(Figure record listings)
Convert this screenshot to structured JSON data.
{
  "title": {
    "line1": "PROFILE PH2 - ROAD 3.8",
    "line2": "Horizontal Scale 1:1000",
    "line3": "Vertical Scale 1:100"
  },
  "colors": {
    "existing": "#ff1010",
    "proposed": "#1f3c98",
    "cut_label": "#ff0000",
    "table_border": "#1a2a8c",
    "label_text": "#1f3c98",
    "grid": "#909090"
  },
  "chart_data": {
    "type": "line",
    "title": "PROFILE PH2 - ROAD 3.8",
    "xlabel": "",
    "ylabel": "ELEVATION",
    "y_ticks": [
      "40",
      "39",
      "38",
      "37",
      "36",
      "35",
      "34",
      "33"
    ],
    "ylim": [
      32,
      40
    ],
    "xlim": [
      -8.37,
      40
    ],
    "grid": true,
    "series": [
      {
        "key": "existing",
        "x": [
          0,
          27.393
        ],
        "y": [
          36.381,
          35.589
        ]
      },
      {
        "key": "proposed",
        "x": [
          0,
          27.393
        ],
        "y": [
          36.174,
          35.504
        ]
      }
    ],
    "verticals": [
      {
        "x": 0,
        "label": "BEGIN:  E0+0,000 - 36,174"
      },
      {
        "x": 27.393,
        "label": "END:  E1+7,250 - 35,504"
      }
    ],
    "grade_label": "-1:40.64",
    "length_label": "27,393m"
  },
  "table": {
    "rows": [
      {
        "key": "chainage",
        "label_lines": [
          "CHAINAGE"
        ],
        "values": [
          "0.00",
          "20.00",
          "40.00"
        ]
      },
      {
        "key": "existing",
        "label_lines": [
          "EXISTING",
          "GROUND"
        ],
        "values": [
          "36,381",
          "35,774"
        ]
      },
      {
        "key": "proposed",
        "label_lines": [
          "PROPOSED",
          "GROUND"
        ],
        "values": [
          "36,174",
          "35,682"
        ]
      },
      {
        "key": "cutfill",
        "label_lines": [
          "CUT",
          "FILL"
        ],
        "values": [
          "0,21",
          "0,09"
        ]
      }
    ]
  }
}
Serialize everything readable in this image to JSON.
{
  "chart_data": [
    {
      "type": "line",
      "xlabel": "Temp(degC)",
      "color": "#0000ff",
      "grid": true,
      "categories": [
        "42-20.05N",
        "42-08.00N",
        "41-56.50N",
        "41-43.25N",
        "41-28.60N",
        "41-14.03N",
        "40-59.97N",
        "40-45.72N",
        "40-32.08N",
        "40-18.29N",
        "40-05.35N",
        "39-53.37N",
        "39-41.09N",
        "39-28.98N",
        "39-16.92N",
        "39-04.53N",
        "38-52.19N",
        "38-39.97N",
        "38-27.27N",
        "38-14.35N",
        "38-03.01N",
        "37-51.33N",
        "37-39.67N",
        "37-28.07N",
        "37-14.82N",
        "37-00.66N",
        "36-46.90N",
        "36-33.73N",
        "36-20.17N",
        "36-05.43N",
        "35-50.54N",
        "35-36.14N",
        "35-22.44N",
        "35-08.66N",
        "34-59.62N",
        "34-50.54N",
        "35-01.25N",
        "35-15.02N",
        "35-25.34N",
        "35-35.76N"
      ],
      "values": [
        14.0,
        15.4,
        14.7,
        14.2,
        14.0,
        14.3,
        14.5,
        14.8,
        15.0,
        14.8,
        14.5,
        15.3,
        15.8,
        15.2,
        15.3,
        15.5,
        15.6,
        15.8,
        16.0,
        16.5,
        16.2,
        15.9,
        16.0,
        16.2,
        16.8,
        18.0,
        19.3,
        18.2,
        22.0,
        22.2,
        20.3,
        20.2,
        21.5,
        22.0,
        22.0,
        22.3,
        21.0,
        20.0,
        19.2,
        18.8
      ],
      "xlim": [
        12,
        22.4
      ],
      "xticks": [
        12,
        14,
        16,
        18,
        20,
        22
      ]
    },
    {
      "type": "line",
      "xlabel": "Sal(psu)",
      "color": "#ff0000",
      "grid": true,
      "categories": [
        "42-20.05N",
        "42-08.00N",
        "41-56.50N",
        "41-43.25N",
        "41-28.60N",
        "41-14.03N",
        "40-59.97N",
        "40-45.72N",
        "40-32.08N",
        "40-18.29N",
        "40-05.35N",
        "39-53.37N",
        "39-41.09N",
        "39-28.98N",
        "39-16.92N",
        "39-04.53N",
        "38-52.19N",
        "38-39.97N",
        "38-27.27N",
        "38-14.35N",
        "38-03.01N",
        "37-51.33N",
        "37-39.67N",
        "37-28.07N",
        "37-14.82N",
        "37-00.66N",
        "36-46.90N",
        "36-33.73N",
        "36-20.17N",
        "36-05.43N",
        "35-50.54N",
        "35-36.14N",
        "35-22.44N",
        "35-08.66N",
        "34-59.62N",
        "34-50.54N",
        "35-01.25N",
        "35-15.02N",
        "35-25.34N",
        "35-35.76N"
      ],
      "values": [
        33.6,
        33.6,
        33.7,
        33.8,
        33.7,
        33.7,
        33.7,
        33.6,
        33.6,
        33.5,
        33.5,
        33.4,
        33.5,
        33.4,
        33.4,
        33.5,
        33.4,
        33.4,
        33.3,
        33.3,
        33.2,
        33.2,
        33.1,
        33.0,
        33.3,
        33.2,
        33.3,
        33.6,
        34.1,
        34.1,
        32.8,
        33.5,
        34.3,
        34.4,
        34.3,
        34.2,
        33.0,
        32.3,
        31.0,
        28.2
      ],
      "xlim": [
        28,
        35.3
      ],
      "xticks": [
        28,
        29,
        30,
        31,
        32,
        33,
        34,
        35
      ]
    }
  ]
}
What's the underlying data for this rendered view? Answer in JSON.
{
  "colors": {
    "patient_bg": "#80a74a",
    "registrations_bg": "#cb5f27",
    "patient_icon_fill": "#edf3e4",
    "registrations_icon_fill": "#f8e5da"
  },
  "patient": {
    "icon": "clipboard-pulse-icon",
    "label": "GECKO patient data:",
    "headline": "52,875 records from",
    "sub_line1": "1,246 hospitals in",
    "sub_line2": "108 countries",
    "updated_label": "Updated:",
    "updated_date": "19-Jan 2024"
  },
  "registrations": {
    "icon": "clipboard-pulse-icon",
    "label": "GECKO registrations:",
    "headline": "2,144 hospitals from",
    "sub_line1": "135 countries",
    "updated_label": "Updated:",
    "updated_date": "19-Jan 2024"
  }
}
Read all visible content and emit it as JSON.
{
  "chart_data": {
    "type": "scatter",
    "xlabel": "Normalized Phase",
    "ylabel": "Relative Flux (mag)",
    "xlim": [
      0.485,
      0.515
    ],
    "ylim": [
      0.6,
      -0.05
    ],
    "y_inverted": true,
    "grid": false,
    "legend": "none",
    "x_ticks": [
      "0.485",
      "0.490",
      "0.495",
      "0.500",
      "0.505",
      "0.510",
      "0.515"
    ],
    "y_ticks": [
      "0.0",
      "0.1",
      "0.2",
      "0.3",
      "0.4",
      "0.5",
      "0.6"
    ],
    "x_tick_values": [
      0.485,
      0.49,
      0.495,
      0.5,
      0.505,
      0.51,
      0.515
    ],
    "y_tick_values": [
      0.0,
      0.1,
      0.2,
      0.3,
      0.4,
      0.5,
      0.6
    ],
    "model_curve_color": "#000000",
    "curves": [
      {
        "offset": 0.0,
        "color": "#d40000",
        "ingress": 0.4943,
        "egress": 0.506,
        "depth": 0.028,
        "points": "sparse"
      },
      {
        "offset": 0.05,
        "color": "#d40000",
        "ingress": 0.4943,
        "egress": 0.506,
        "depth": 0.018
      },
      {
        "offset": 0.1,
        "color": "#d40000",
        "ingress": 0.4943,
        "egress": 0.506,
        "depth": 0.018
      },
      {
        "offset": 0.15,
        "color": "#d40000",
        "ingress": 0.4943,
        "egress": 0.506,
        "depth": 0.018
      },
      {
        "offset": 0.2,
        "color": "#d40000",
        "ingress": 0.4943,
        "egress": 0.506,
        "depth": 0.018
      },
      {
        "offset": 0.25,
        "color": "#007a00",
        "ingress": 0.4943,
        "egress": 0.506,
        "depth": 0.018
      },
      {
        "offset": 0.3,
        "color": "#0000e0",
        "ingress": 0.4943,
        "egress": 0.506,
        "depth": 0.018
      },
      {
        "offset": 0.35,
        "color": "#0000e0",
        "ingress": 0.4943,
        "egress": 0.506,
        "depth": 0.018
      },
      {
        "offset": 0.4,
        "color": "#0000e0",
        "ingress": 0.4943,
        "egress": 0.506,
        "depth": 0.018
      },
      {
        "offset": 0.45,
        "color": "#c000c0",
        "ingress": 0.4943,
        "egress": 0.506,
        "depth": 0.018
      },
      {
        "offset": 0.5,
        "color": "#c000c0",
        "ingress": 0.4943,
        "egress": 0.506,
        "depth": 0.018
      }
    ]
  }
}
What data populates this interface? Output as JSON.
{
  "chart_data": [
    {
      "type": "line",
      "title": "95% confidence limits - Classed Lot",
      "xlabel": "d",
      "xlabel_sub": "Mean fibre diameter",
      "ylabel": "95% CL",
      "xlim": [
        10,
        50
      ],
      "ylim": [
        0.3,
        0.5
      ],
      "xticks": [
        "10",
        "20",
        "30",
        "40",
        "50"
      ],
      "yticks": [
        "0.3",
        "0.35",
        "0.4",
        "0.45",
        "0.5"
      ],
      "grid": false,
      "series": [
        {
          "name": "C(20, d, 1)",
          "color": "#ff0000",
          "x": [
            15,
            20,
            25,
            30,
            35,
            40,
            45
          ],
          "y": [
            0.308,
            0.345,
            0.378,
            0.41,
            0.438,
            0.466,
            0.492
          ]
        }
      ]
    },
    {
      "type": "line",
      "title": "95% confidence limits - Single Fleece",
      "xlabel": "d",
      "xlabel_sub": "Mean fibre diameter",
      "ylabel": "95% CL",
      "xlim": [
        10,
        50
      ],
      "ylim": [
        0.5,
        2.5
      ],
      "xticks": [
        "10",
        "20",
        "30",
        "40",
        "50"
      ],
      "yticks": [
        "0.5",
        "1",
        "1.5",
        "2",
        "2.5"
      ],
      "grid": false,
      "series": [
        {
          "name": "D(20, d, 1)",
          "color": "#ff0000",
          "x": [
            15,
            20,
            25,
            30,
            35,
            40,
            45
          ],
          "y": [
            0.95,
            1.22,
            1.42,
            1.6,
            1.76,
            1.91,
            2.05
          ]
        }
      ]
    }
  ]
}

-- Task instructions --
Tell how many lines above contain the word "countries". Give the number alone.

-- Final answer --
2